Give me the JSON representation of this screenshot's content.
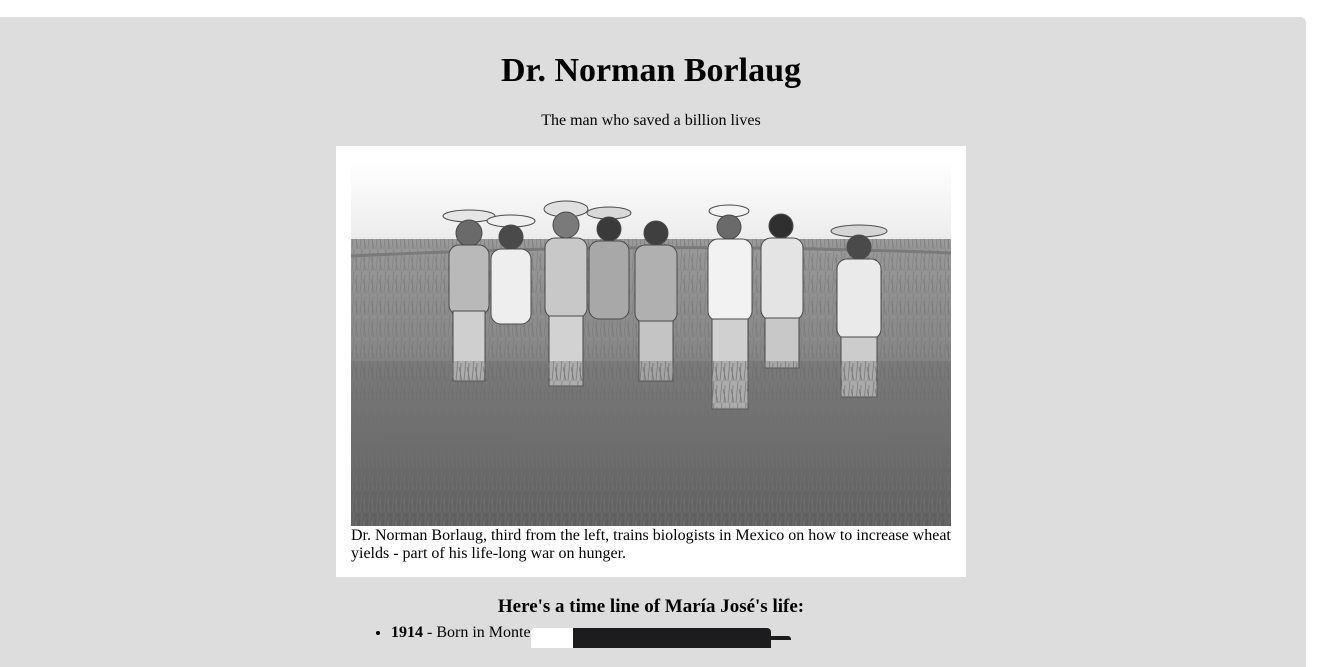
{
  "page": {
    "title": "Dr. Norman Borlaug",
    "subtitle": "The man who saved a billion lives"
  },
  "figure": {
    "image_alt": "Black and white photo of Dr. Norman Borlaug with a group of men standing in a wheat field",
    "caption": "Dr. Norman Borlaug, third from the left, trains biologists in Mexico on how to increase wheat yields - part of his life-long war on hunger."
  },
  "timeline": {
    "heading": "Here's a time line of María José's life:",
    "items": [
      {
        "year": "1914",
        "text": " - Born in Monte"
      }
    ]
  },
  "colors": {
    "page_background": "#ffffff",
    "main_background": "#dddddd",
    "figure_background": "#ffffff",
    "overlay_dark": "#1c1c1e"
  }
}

⁂

## [YOUR GOAL]
Return each line that includes "ffffff".

## [EXERCISE RESPONSE]
    "page_background": "#ffffff",
    "figure_background": "#ffffff",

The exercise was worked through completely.